Goal
Give the data below again exactly as written, without its pictures.

Start of Dataset extract

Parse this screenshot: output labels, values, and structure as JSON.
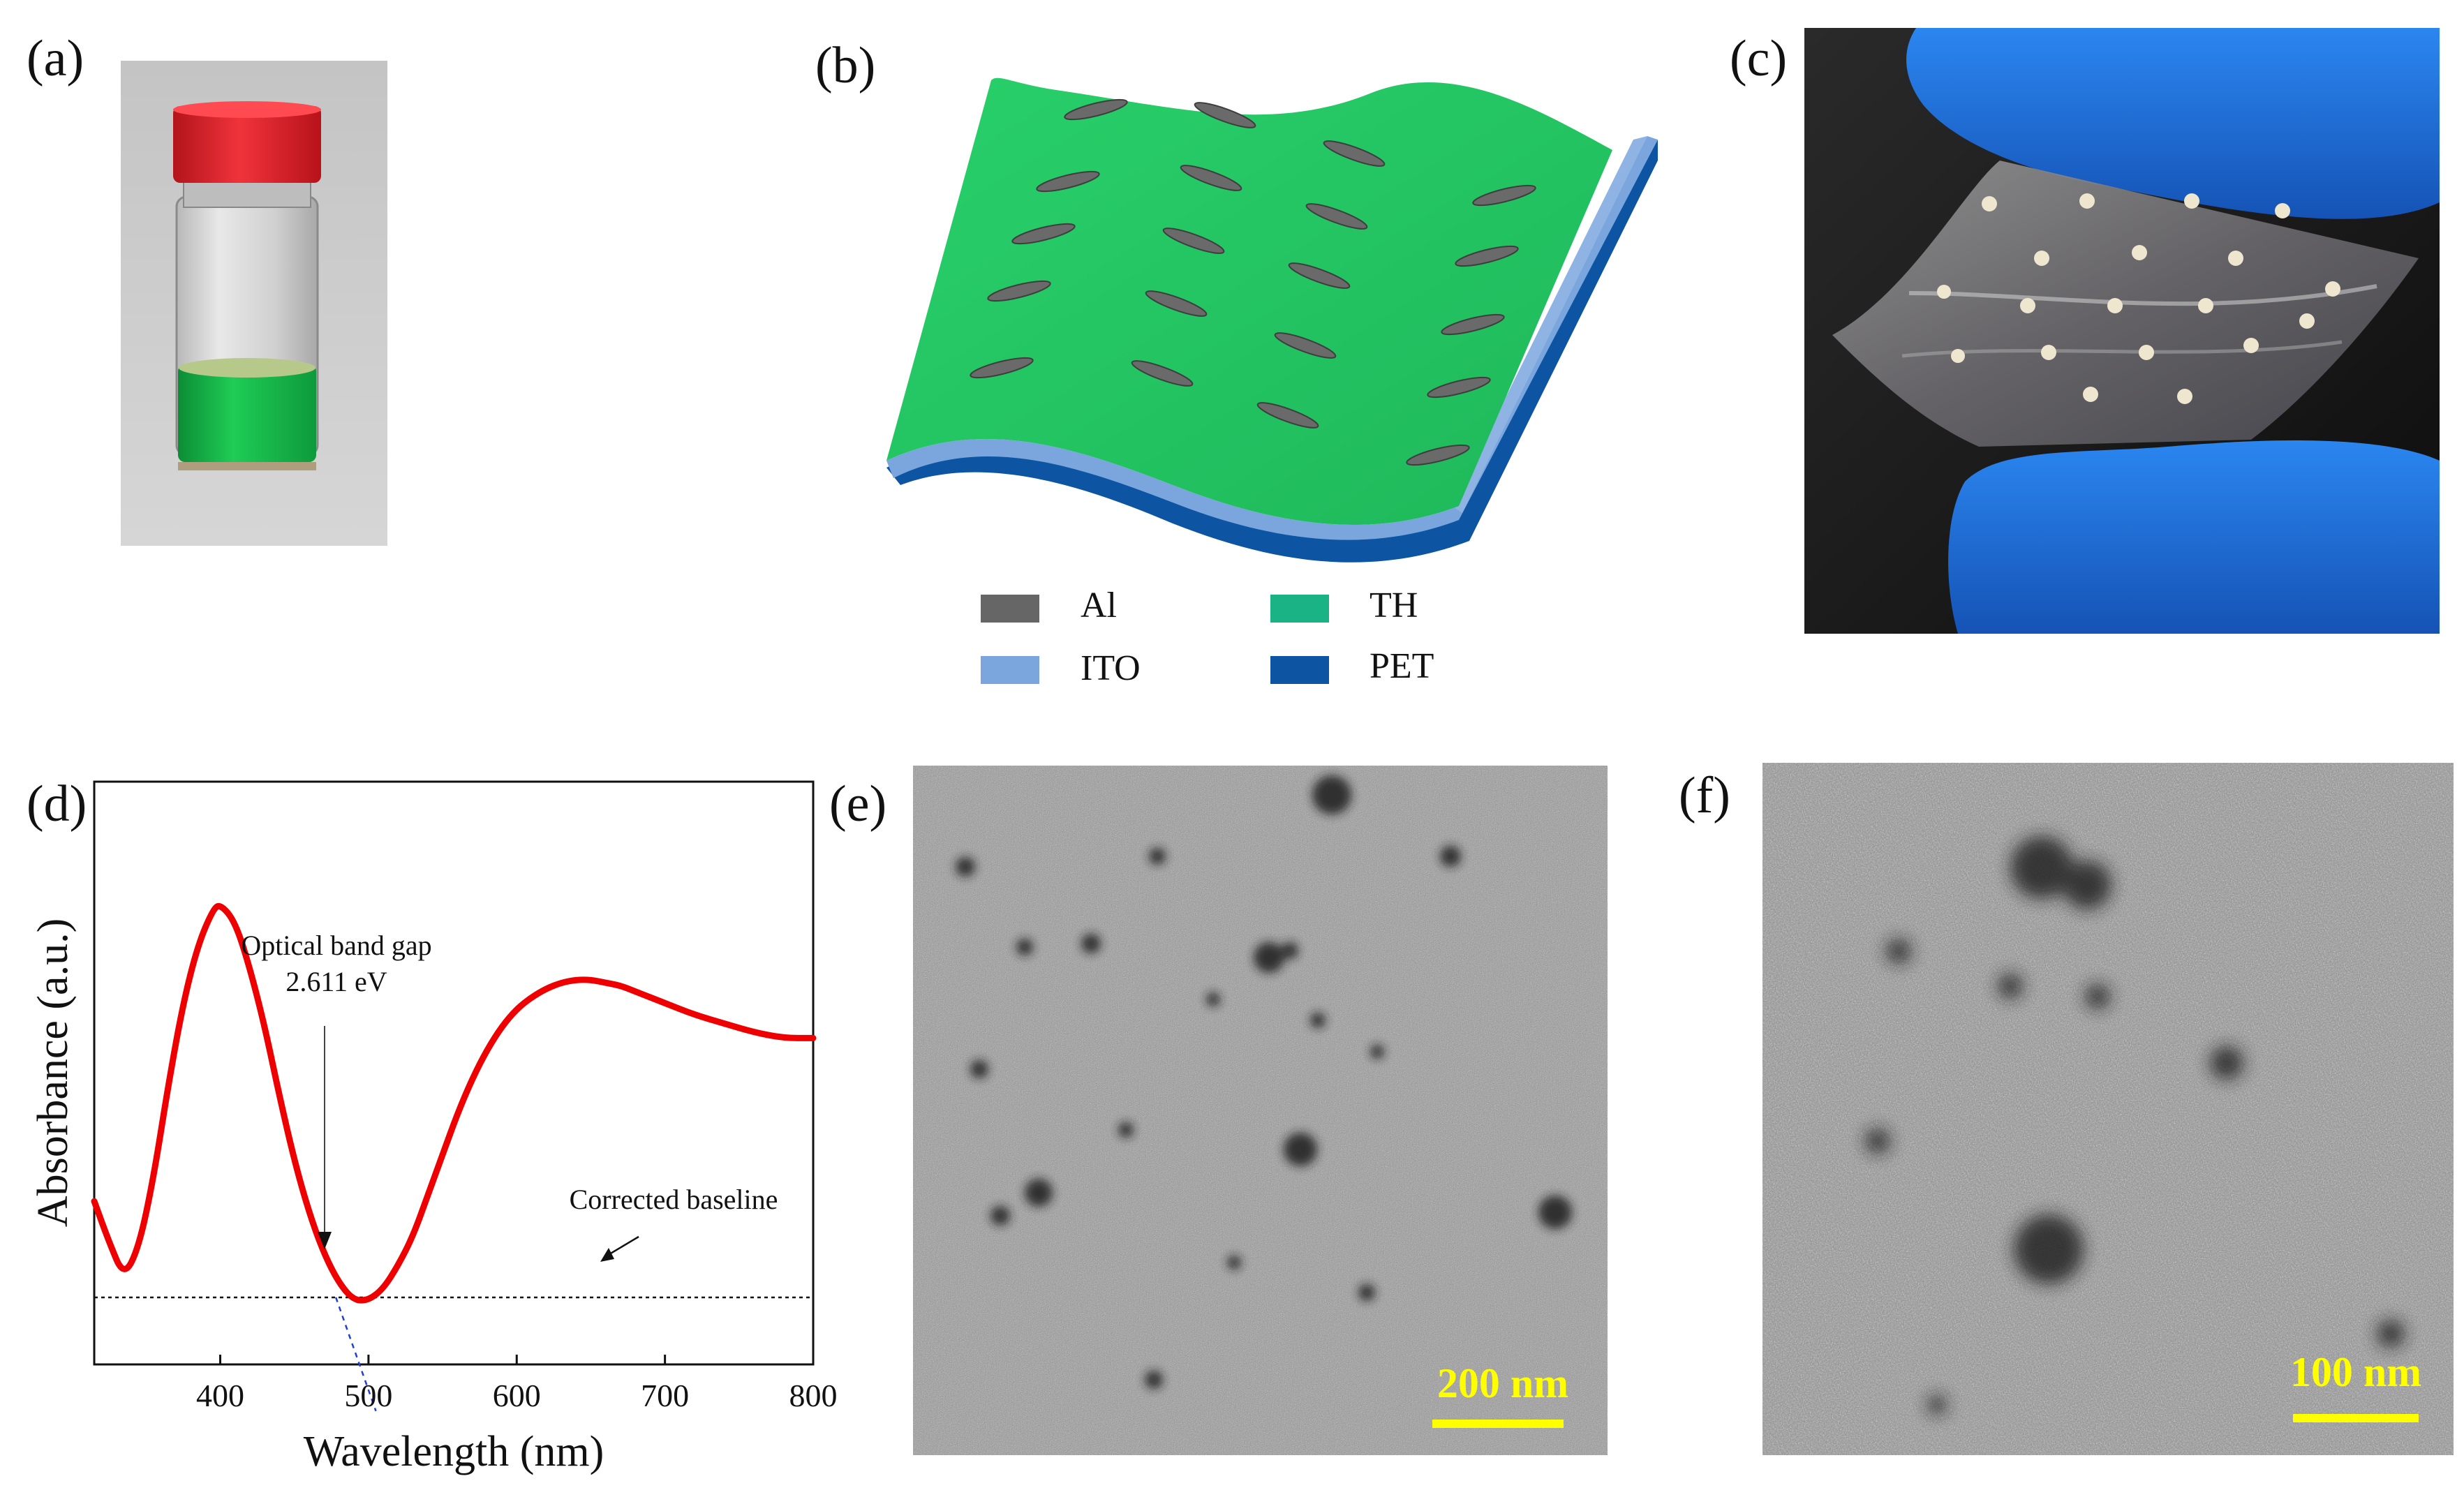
{
  "panels": {
    "a": {
      "label": "(a)"
    },
    "b": {
      "label": "(b)"
    },
    "c": {
      "label": "(c)"
    },
    "d": {
      "label": "(d)"
    },
    "e": {
      "label": "(e)"
    },
    "f": {
      "label": "(f)"
    }
  },
  "legend": {
    "items": [
      {
        "label": "Al",
        "color": "#666666"
      },
      {
        "label": "TH",
        "color": "#1ab386"
      },
      {
        "label": "ITO",
        "color": "#7aa6dd"
      },
      {
        "label": "PET",
        "color": "#0d55a3"
      }
    ]
  },
  "colors": {
    "film_green": "#2fcf6a",
    "electrode_gray": "#666666",
    "vial_cap": "#e6212a",
    "solution_green": "#19b84b",
    "glove_blue": "#1b6fd6",
    "curve_red": "#ee0000",
    "scale_yellow": "#ffff00"
  },
  "tem": {
    "e": {
      "scale_label": "200 nm"
    },
    "f": {
      "scale_label": "100 nm"
    }
  },
  "chart_data": {
    "type": "line",
    "xlabel": "Wavelength (nm)",
    "ylabel": "Absorbance (a.u.)",
    "xlim": [
      315,
      800
    ],
    "ylim": [
      0,
      1
    ],
    "xticks": [
      400,
      500,
      600,
      700,
      800
    ],
    "grid": false,
    "series": [
      {
        "color": "#ee0000",
        "x": [
          315,
          325,
          335,
          345,
          355,
          365,
          375,
          385,
          395,
          400,
          410,
          420,
          430,
          440,
          450,
          460,
          470,
          480,
          490,
          500,
          510,
          520,
          530,
          540,
          550,
          560,
          570,
          580,
          590,
          600,
          610,
          620,
          630,
          640,
          650,
          660,
          670,
          680,
          690,
          700,
          720,
          740,
          760,
          780,
          800
        ],
        "y": [
          0.28,
          0.21,
          0.15,
          0.2,
          0.32,
          0.48,
          0.62,
          0.72,
          0.78,
          0.79,
          0.76,
          0.68,
          0.58,
          0.46,
          0.35,
          0.26,
          0.19,
          0.14,
          0.11,
          0.11,
          0.13,
          0.17,
          0.22,
          0.29,
          0.36,
          0.43,
          0.49,
          0.54,
          0.58,
          0.61,
          0.63,
          0.645,
          0.655,
          0.66,
          0.66,
          0.655,
          0.65,
          0.64,
          0.63,
          0.62,
          0.6,
          0.585,
          0.57,
          0.56,
          0.56
        ]
      }
    ],
    "annotations": [
      {
        "text_line1": "Optical band gap",
        "text_line2": "2.611 eV",
        "x": 475,
        "y": 0.19
      },
      {
        "text": "Corrected baseline",
        "x": 650,
        "y": 0.115
      }
    ],
    "baseline_y": 0.115,
    "tangent": {
      "x": [
        478,
        505
      ],
      "y": [
        0.115,
        -0.08
      ]
    }
  }
}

End of Dataset extract

Expected output
Parse this screenshot: output labels, values, and structure as JSON.
{
  "panels": {
    "a": {
      "label": "(a)"
    },
    "b": {
      "label": "(b)"
    },
    "c": {
      "label": "(c)"
    },
    "d": {
      "label": "(d)"
    },
    "e": {
      "label": "(e)"
    },
    "f": {
      "label": "(f)"
    }
  },
  "legend": {
    "items": [
      {
        "label": "Al",
        "color": "#666666"
      },
      {
        "label": "TH",
        "color": "#1ab386"
      },
      {
        "label": "ITO",
        "color": "#7aa6dd"
      },
      {
        "label": "PET",
        "color": "#0d55a3"
      }
    ]
  },
  "colors": {
    "film_green": "#2fcf6a",
    "electrode_gray": "#666666",
    "vial_cap": "#e6212a",
    "solution_green": "#19b84b",
    "glove_blue": "#1b6fd6",
    "curve_red": "#ee0000",
    "scale_yellow": "#ffff00"
  },
  "tem": {
    "e": {
      "scale_label": "200 nm"
    },
    "f": {
      "scale_label": "100 nm"
    }
  },
  "chart_data": {
    "type": "line",
    "xlabel": "Wavelength (nm)",
    "ylabel": "Absorbance (a.u.)",
    "xlim": [
      315,
      800
    ],
    "ylim": [
      0,
      1
    ],
    "xticks": [
      400,
      500,
      600,
      700,
      800
    ],
    "grid": false,
    "series": [
      {
        "color": "#ee0000",
        "x": [
          315,
          325,
          335,
          345,
          355,
          365,
          375,
          385,
          395,
          400,
          410,
          420,
          430,
          440,
          450,
          460,
          470,
          480,
          490,
          500,
          510,
          520,
          530,
          540,
          550,
          560,
          570,
          580,
          590,
          600,
          610,
          620,
          630,
          640,
          650,
          660,
          670,
          680,
          690,
          700,
          720,
          740,
          760,
          780,
          800
        ],
        "y": [
          0.28,
          0.21,
          0.15,
          0.2,
          0.32,
          0.48,
          0.62,
          0.72,
          0.78,
          0.79,
          0.76,
          0.68,
          0.58,
          0.46,
          0.35,
          0.26,
          0.19,
          0.14,
          0.11,
          0.11,
          0.13,
          0.17,
          0.22,
          0.29,
          0.36,
          0.43,
          0.49,
          0.54,
          0.58,
          0.61,
          0.63,
          0.645,
          0.655,
          0.66,
          0.66,
          0.655,
          0.65,
          0.64,
          0.63,
          0.62,
          0.6,
          0.585,
          0.57,
          0.56,
          0.56
        ]
      }
    ],
    "annotations": [
      {
        "text_line1": "Optical band gap",
        "text_line2": "2.611 eV",
        "x": 475,
        "y": 0.19
      },
      {
        "text": "Corrected baseline",
        "x": 650,
        "y": 0.115
      }
    ],
    "baseline_y": 0.115,
    "tangent": {
      "x": [
        478,
        505
      ],
      "y": [
        0.115,
        -0.08
      ]
    }
  }
}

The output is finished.